Reproduce the records below in full and word for word, excluding pictures.

**Data in this exercise:**
_____

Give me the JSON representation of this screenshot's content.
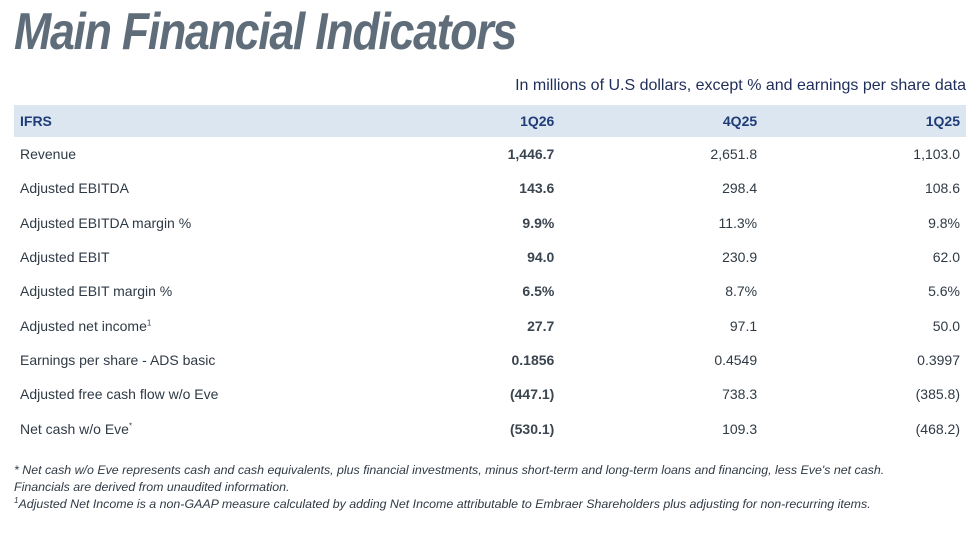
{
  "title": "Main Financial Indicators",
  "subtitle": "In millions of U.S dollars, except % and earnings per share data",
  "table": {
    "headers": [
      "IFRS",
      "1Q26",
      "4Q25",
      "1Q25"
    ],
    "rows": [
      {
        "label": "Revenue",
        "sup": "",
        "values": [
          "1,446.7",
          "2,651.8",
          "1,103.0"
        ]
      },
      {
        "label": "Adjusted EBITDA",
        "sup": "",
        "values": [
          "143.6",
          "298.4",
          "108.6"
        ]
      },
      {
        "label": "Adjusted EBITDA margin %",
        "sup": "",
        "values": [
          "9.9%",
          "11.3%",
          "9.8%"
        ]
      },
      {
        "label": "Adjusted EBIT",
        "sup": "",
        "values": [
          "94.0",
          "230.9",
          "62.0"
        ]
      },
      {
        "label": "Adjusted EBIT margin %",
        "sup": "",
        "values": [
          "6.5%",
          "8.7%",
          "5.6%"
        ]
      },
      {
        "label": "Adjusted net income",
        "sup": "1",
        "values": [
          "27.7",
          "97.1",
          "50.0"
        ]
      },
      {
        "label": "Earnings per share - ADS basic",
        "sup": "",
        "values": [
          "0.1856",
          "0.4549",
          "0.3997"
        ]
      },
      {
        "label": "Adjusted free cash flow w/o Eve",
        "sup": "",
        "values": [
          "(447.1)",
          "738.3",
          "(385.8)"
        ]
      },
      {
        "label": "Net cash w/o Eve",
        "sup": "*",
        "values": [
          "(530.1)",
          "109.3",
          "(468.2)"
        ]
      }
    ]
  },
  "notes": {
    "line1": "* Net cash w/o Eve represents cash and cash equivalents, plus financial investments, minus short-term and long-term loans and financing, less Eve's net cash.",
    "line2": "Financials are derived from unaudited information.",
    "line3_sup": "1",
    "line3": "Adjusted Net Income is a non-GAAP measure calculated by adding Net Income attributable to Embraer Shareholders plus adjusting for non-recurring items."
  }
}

_____

**Answer for this exercise:**
Give me the JSON representation of this screenshot's content.
{
  "title": "Main Financial Indicators",
  "subtitle": "In millions of U.S dollars, except % and earnings per share data",
  "table": {
    "headers": [
      "IFRS",
      "1Q26",
      "4Q25",
      "1Q25"
    ],
    "rows": [
      {
        "label": "Revenue",
        "sup": "",
        "values": [
          "1,446.7",
          "2,651.8",
          "1,103.0"
        ]
      },
      {
        "label": "Adjusted EBITDA",
        "sup": "",
        "values": [
          "143.6",
          "298.4",
          "108.6"
        ]
      },
      {
        "label": "Adjusted EBITDA margin %",
        "sup": "",
        "values": [
          "9.9%",
          "11.3%",
          "9.8%"
        ]
      },
      {
        "label": "Adjusted EBIT",
        "sup": "",
        "values": [
          "94.0",
          "230.9",
          "62.0"
        ]
      },
      {
        "label": "Adjusted EBIT margin %",
        "sup": "",
        "values": [
          "6.5%",
          "8.7%",
          "5.6%"
        ]
      },
      {
        "label": "Adjusted net income",
        "sup": "1",
        "values": [
          "27.7",
          "97.1",
          "50.0"
        ]
      },
      {
        "label": "Earnings per share - ADS basic",
        "sup": "",
        "values": [
          "0.1856",
          "0.4549",
          "0.3997"
        ]
      },
      {
        "label": "Adjusted free cash flow w/o Eve",
        "sup": "",
        "values": [
          "(447.1)",
          "738.3",
          "(385.8)"
        ]
      },
      {
        "label": "Net cash w/o Eve",
        "sup": "*",
        "values": [
          "(530.1)",
          "109.3",
          "(468.2)"
        ]
      }
    ]
  },
  "notes": {
    "line1": "* Net cash w/o Eve represents cash and cash equivalents, plus financial investments, minus short-term and long-term loans and financing, less Eve's net cash.",
    "line2": "Financials are derived from unaudited information.",
    "line3_sup": "1",
    "line3": "Adjusted Net Income is a non-GAAP measure calculated by adding Net Income attributable to Embraer Shareholders plus adjusting for non-recurring items."
  }
}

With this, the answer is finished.